Data records
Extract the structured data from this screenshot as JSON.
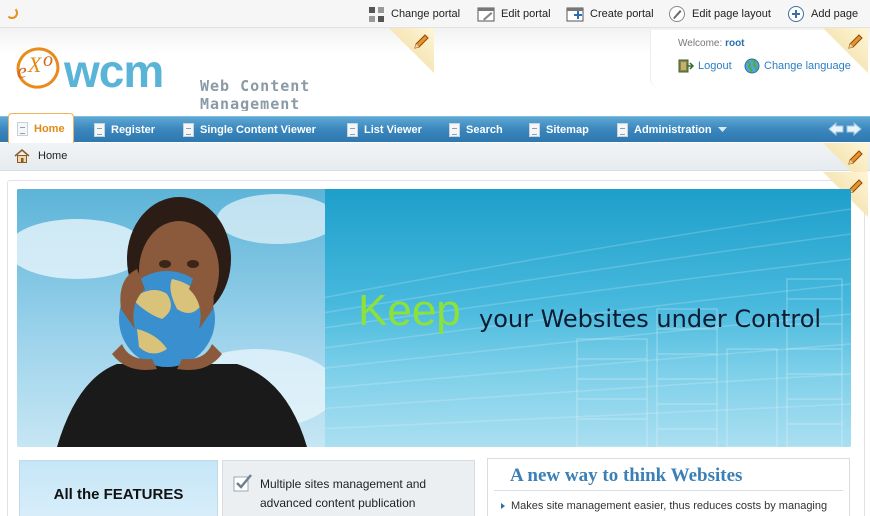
{
  "admin_bar": {
    "change_portal": "Change portal",
    "edit_portal": "Edit portal",
    "create_portal": "Create portal",
    "edit_page_layout": "Edit page layout",
    "add_page": "Add page"
  },
  "header": {
    "logo_exo": "eXo",
    "logo_wcm": "wcm",
    "logo_subtitle_line1": "Web Content",
    "logo_subtitle_line2": "Management",
    "welcome_label": "Welcome:",
    "username": "root",
    "logout": "Logout",
    "change_language": "Change language"
  },
  "nav": {
    "items": [
      {
        "label": "Home"
      },
      {
        "label": "Register"
      },
      {
        "label": "Single Content Viewer"
      },
      {
        "label": "List Viewer"
      },
      {
        "label": "Search"
      },
      {
        "label": "Sitemap"
      },
      {
        "label": "Administration"
      }
    ],
    "active_index": 0
  },
  "breadcrumb": {
    "home": "Home"
  },
  "banner": {
    "keep": "Keep",
    "tagline": "your Websites under Control"
  },
  "features": {
    "title": "All the FEATURES",
    "item_text": "Multiple sites management and advanced content publication"
  },
  "news": {
    "title": "A new way to think Websites",
    "item": "Makes site management easier, thus reduces costs by managing"
  },
  "colors": {
    "nav_blue": "#3a86bd",
    "active_orange": "#e08a17",
    "keep_green": "#8de23a",
    "link_blue": "#2a7fc4",
    "news_title_blue": "#3a7fb5"
  }
}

Stated problem ::
Make an exact copy of every record, pictures excluded.

Output below ::
Extract the structured data from this screenshot as JSON.
{
  "admin_bar": {
    "change_portal": "Change portal",
    "edit_portal": "Edit portal",
    "create_portal": "Create portal",
    "edit_page_layout": "Edit page layout",
    "add_page": "Add page"
  },
  "header": {
    "logo_exo": "eXo",
    "logo_wcm": "wcm",
    "logo_subtitle_line1": "Web Content",
    "logo_subtitle_line2": "Management",
    "welcome_label": "Welcome:",
    "username": "root",
    "logout": "Logout",
    "change_language": "Change language"
  },
  "nav": {
    "items": [
      {
        "label": "Home"
      },
      {
        "label": "Register"
      },
      {
        "label": "Single Content Viewer"
      },
      {
        "label": "List Viewer"
      },
      {
        "label": "Search"
      },
      {
        "label": "Sitemap"
      },
      {
        "label": "Administration"
      }
    ],
    "active_index": 0
  },
  "breadcrumb": {
    "home": "Home"
  },
  "banner": {
    "keep": "Keep",
    "tagline": "your Websites under Control"
  },
  "features": {
    "title": "All the FEATURES",
    "item_text": "Multiple sites management and advanced content publication"
  },
  "news": {
    "title": "A new way to think Websites",
    "item": "Makes site management easier, thus reduces costs by managing"
  },
  "colors": {
    "nav_blue": "#3a86bd",
    "active_orange": "#e08a17",
    "keep_green": "#8de23a",
    "link_blue": "#2a7fc4",
    "news_title_blue": "#3a7fb5"
  }
}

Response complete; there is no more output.